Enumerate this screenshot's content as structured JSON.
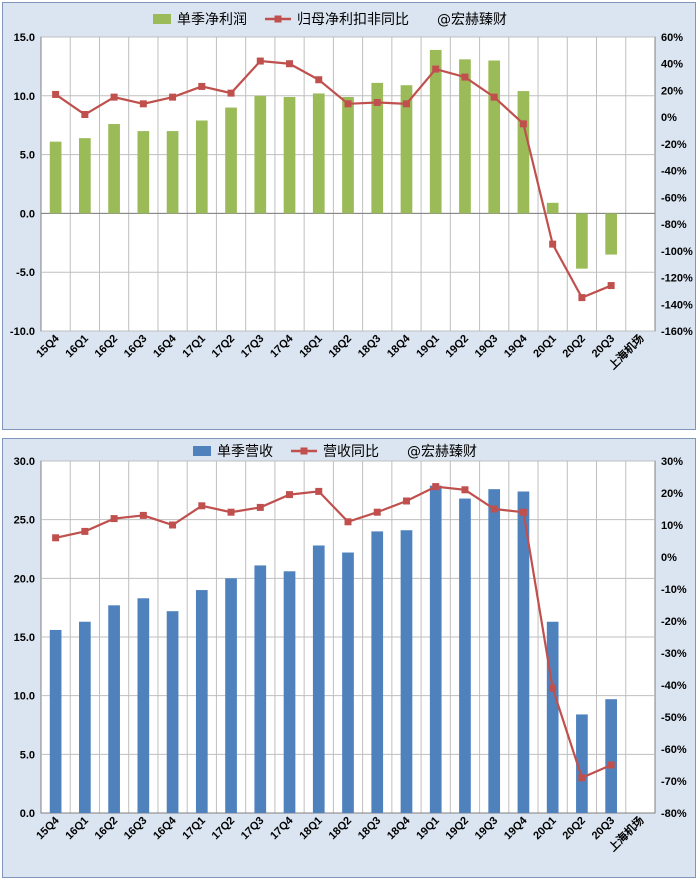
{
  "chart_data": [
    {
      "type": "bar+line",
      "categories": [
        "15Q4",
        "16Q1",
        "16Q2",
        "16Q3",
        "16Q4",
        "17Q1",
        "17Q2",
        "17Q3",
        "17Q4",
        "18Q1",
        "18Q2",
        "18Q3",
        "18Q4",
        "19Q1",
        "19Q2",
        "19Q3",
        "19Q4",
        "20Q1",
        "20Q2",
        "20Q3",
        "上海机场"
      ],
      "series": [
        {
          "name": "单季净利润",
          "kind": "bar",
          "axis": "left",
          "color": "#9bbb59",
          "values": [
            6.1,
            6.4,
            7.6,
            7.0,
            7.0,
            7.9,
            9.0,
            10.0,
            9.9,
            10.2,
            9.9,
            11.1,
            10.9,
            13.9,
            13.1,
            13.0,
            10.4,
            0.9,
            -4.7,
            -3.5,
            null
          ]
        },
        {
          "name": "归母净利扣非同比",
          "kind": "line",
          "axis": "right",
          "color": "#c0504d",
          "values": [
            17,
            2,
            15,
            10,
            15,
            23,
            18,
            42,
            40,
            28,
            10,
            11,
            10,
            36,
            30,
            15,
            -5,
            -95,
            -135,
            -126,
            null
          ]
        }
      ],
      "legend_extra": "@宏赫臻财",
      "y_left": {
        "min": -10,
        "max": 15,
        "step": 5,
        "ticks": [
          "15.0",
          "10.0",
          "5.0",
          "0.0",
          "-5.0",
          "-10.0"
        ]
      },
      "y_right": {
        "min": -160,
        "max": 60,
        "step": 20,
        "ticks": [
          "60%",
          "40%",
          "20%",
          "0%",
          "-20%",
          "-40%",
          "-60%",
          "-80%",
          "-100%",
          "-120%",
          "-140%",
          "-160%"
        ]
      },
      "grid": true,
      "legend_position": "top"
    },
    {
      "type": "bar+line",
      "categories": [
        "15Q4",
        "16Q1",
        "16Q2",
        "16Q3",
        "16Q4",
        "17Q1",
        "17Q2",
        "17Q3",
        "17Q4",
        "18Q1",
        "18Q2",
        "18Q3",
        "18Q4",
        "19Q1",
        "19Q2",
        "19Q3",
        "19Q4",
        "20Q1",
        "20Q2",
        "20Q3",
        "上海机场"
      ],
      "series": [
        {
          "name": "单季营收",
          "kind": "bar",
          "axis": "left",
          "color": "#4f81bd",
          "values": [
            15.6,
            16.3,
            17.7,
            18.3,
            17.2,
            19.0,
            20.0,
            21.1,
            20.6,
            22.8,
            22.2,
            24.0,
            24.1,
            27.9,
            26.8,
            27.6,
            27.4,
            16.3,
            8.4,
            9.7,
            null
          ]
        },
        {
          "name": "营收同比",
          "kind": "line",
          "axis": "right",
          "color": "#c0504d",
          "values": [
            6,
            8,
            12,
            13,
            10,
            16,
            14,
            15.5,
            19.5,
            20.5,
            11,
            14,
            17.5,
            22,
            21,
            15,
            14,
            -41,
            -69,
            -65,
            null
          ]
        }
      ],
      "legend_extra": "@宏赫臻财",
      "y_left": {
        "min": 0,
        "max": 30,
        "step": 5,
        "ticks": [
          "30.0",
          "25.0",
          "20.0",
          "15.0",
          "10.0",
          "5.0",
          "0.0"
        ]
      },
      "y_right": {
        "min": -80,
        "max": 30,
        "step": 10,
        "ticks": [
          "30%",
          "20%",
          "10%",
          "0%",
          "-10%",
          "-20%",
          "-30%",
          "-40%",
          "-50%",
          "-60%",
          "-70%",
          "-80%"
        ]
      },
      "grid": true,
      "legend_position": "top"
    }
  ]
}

■ ■ ■ ■ ■

Report how many lines in the listing above include the word "color". Give nothing but the number.

4